* [Written problem]
It is required that all of the data be written out exactly.

(Source records)
═══

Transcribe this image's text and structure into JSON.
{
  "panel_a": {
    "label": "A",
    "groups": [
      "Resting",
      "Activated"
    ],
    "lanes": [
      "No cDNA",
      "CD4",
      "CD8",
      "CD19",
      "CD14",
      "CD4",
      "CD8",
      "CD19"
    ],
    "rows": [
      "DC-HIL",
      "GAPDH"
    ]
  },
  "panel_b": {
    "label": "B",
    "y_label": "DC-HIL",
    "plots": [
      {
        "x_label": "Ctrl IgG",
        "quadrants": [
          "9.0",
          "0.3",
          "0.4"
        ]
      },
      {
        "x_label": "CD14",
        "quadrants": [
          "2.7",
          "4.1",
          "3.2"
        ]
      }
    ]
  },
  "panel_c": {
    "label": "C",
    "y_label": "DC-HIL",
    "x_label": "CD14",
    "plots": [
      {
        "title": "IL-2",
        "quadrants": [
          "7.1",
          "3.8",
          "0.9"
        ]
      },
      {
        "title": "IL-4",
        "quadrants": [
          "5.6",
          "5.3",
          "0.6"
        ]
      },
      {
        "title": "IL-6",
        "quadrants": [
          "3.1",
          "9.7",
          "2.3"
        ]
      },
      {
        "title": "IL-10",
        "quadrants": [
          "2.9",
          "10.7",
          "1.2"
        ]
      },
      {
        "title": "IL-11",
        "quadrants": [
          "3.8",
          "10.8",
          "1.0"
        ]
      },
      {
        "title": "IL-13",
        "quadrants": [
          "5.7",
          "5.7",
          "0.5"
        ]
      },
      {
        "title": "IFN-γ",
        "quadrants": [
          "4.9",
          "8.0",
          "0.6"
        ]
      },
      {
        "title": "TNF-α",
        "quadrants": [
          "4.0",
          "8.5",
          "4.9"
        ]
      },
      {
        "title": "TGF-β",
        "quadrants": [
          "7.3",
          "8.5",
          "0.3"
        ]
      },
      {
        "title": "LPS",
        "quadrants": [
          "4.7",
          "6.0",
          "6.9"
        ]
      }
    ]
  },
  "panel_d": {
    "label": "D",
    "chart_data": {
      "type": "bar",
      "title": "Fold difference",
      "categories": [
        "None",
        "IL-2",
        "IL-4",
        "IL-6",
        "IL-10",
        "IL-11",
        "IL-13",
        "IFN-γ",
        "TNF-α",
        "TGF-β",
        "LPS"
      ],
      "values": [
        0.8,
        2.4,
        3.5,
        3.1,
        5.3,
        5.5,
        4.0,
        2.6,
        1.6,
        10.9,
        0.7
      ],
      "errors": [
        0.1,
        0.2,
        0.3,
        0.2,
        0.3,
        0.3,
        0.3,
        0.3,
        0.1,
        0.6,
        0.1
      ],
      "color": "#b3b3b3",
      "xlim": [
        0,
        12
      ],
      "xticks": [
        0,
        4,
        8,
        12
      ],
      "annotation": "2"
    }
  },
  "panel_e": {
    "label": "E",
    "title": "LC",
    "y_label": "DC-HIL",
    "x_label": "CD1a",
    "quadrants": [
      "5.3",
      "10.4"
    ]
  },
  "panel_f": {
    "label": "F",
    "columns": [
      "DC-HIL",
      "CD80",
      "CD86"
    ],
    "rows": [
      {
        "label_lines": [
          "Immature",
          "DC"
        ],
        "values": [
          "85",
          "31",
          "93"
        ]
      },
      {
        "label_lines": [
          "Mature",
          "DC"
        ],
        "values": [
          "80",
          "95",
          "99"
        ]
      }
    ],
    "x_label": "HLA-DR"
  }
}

═══

* [Answer to the problem]
Transcribe this image's text and structure into JSON.
{
  "panel_a": {
    "label": "A",
    "groups": [
      "Resting",
      "Activated"
    ],
    "lanes": [
      "No cDNA",
      "CD4",
      "CD8",
      "CD19",
      "CD14",
      "CD4",
      "CD8",
      "CD19"
    ],
    "rows": [
      "DC-HIL",
      "GAPDH"
    ]
  },
  "panel_b": {
    "label": "B",
    "y_label": "DC-HIL",
    "plots": [
      {
        "x_label": "Ctrl IgG",
        "quadrants": [
          "9.0",
          "0.3",
          "0.4"
        ]
      },
      {
        "x_label": "CD14",
        "quadrants": [
          "2.7",
          "4.1",
          "3.2"
        ]
      }
    ]
  },
  "panel_c": {
    "label": "C",
    "y_label": "DC-HIL",
    "x_label": "CD14",
    "plots": [
      {
        "title": "IL-2",
        "quadrants": [
          "7.1",
          "3.8",
          "0.9"
        ]
      },
      {
        "title": "IL-4",
        "quadrants": [
          "5.6",
          "5.3",
          "0.6"
        ]
      },
      {
        "title": "IL-6",
        "quadrants": [
          "3.1",
          "9.7",
          "2.3"
        ]
      },
      {
        "title": "IL-10",
        "quadrants": [
          "2.9",
          "10.7",
          "1.2"
        ]
      },
      {
        "title": "IL-11",
        "quadrants": [
          "3.8",
          "10.8",
          "1.0"
        ]
      },
      {
        "title": "IL-13",
        "quadrants": [
          "5.7",
          "5.7",
          "0.5"
        ]
      },
      {
        "title": "IFN-γ",
        "quadrants": [
          "4.9",
          "8.0",
          "0.6"
        ]
      },
      {
        "title": "TNF-α",
        "quadrants": [
          "4.0",
          "8.5",
          "4.9"
        ]
      },
      {
        "title": "TGF-β",
        "quadrants": [
          "7.3",
          "8.5",
          "0.3"
        ]
      },
      {
        "title": "LPS",
        "quadrants": [
          "4.7",
          "6.0",
          "6.9"
        ]
      }
    ]
  },
  "panel_d": {
    "label": "D",
    "chart_data": {
      "type": "bar",
      "title": "Fold difference",
      "categories": [
        "None",
        "IL-2",
        "IL-4",
        "IL-6",
        "IL-10",
        "IL-11",
        "IL-13",
        "IFN-γ",
        "TNF-α",
        "TGF-β",
        "LPS"
      ],
      "values": [
        0.8,
        2.4,
        3.5,
        3.1,
        5.3,
        5.5,
        4.0,
        2.6,
        1.6,
        10.9,
        0.7
      ],
      "errors": [
        0.1,
        0.2,
        0.3,
        0.2,
        0.3,
        0.3,
        0.3,
        0.3,
        0.1,
        0.6,
        0.1
      ],
      "color": "#b3b3b3",
      "xlim": [
        0,
        12
      ],
      "xticks": [
        0,
        4,
        8,
        12
      ],
      "annotation": "2"
    }
  },
  "panel_e": {
    "label": "E",
    "title": "LC",
    "y_label": "DC-HIL",
    "x_label": "CD1a",
    "quadrants": [
      "5.3",
      "10.4"
    ]
  },
  "panel_f": {
    "label": "F",
    "columns": [
      "DC-HIL",
      "CD80",
      "CD86"
    ],
    "rows": [
      {
        "label_lines": [
          "Immature",
          "DC"
        ],
        "values": [
          "85",
          "31",
          "93"
        ]
      },
      {
        "label_lines": [
          "Mature",
          "DC"
        ],
        "values": [
          "80",
          "95",
          "99"
        ]
      }
    ],
    "x_label": "HLA-DR"
  }
}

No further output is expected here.